** start Record set **

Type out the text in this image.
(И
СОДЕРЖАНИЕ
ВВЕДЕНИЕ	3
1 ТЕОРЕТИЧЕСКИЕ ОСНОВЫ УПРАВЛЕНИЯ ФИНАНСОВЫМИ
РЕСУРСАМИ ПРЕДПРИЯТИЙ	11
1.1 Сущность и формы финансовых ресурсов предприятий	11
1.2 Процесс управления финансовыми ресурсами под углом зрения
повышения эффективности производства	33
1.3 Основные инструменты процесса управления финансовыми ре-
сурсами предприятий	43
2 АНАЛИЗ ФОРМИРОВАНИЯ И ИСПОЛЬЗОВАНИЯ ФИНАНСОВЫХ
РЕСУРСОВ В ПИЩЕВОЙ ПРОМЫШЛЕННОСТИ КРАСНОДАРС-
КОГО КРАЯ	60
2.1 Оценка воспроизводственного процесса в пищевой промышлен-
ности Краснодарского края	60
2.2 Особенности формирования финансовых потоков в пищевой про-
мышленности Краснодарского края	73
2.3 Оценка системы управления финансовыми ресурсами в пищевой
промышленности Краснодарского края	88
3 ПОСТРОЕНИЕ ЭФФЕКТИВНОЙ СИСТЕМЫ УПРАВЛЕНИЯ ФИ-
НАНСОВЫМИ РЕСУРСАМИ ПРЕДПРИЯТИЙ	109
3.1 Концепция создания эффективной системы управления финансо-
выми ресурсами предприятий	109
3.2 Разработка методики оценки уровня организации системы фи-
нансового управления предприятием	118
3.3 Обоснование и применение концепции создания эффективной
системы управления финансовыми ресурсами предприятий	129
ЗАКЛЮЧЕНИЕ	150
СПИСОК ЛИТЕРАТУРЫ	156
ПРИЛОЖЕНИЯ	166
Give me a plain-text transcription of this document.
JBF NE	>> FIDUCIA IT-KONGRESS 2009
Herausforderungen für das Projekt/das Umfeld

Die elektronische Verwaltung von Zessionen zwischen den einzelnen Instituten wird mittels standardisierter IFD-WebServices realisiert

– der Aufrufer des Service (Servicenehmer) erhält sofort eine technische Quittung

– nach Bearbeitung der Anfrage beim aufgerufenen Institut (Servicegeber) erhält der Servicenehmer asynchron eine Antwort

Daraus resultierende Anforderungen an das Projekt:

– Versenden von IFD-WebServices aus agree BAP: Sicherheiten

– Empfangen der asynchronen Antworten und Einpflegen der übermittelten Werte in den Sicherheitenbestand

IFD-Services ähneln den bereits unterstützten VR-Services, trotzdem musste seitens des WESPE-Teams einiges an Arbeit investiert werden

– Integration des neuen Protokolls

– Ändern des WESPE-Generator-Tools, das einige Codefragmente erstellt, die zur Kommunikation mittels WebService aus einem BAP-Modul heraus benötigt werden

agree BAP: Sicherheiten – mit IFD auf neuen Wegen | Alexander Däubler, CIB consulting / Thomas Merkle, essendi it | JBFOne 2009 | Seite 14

** end Record set **

Go through the entries above and pull out each line with "Servicenehmer" in it.

– der Aufrufer des Service (Servicenehmer) erhält sofort eine technische Quittung
– nach Bearbeitung der Anfrage beim aufgerufenen Institut (Servicegeber) erhält der Servicenehmer asynchron eine Antwort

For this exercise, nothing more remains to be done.